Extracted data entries
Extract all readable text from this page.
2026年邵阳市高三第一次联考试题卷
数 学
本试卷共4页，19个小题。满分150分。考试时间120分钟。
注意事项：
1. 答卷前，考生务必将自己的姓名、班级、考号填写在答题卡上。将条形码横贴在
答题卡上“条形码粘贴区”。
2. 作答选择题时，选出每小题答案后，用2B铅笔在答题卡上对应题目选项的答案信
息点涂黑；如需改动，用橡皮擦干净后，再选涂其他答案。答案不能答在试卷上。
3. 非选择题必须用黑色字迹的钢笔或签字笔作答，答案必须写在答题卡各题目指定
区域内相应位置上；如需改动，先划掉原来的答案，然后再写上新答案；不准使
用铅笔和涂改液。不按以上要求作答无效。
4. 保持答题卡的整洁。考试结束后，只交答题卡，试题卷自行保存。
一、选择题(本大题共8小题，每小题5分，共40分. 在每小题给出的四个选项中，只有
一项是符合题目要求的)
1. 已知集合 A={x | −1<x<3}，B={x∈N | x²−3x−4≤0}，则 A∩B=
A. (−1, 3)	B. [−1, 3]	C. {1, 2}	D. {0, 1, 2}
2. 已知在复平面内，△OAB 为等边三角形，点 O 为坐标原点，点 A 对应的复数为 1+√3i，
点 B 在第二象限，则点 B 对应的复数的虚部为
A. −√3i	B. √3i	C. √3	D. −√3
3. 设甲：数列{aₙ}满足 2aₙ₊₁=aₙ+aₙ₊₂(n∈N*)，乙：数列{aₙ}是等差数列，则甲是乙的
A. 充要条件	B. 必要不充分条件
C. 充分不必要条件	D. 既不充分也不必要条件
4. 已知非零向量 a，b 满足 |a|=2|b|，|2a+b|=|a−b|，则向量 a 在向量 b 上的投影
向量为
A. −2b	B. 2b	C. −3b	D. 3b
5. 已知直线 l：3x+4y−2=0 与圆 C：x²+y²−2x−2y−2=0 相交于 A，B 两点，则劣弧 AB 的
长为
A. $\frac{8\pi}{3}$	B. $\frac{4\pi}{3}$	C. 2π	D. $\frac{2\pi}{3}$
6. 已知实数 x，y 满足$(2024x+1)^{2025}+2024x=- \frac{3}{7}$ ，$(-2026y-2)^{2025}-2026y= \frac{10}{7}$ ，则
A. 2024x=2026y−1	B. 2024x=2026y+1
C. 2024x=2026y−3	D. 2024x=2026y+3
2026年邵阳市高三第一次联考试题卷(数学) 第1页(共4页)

**Set problem:** Retype the entries one by one, exactly.

**Exercise response:**
Extract all readable text from this page.
2026年邵阳市高三第一次联考试题卷
数 学
本试卷共4页，19个小题。满分150分。考试时间120分钟。
注意事项：
1. 答卷前，考生务必将自己的姓名、班级、考号填写在答题卡上。将条形码横贴在
答题卡上“条形码粘贴区”。
2. 作答选择题时，选出每小题答案后，用2B铅笔在答题卡上对应题目选项的答案信
息点涂黑；如需改动，用橡皮擦干净后，再选涂其他答案。答案不能答在试卷上。
3. 非选择题必须用黑色字迹的钢笔或签字笔作答，答案必须写在答题卡各题目指定
区域内相应位置上；如需改动，先划掉原来的答案，然后再写上新答案；不准使
用铅笔和涂改液。不按以上要求作答无效。
4. 保持答题卡的整洁。考试结束后，只交答题卡，试题卷自行保存。
一、选择题(本大题共8小题，每小题5分，共40分. 在每小题给出的四个选项中，只有
一项是符合题目要求的)
1. 已知集合 A={x | −1<x<3}，B={x∈N | x²−3x−4≤0}，则 A∩B=
A. (−1, 3)	B. [−1, 3]	C. {1, 2}	D. {0, 1, 2}
2. 已知在复平面内，△OAB 为等边三角形，点 O 为坐标原点，点 A 对应的复数为 1+√3i，
点 B 在第二象限，则点 B 对应的复数的虚部为
A. −√3i	B. √3i	C. √3	D. −√3
3. 设甲：数列{aₙ}满足 2aₙ₊₁=aₙ+aₙ₊₂(n∈N*)，乙：数列{aₙ}是等差数列，则甲是乙的
A. 充要条件	B. 必要不充分条件
C. 充分不必要条件	D. 既不充分也不必要条件
4. 已知非零向量 a，b 满足 |a|=2|b|，|2a+b|=|a−b|，则向量 a 在向量 b 上的投影
向量为
A. −2b	B. 2b	C. −3b	D. 3b
5. 已知直线 l：3x+4y−2=0 与圆 C：x²+y²−2x−2y−2=0 相交于 A，B 两点，则劣弧 AB 的
长为
A. $\frac{8\pi}{3}$	B. $\frac{4\pi}{3}$	C. 2π	D. $\frac{2\pi}{3}$
6. 已知实数 x，y 满足$(2024x+1)^{2025}+2024x=- \frac{3}{7}$ ，$(-2026y-2)^{2025}-2026y= \frac{10}{7}$ ，则
A. 2024x=2026y−1	B. 2024x=2026y+1
C. 2024x=2026y−3	D. 2024x=2026y+3
2026年邵阳市高三第一次联考试题卷(数学) 第1页(共4页)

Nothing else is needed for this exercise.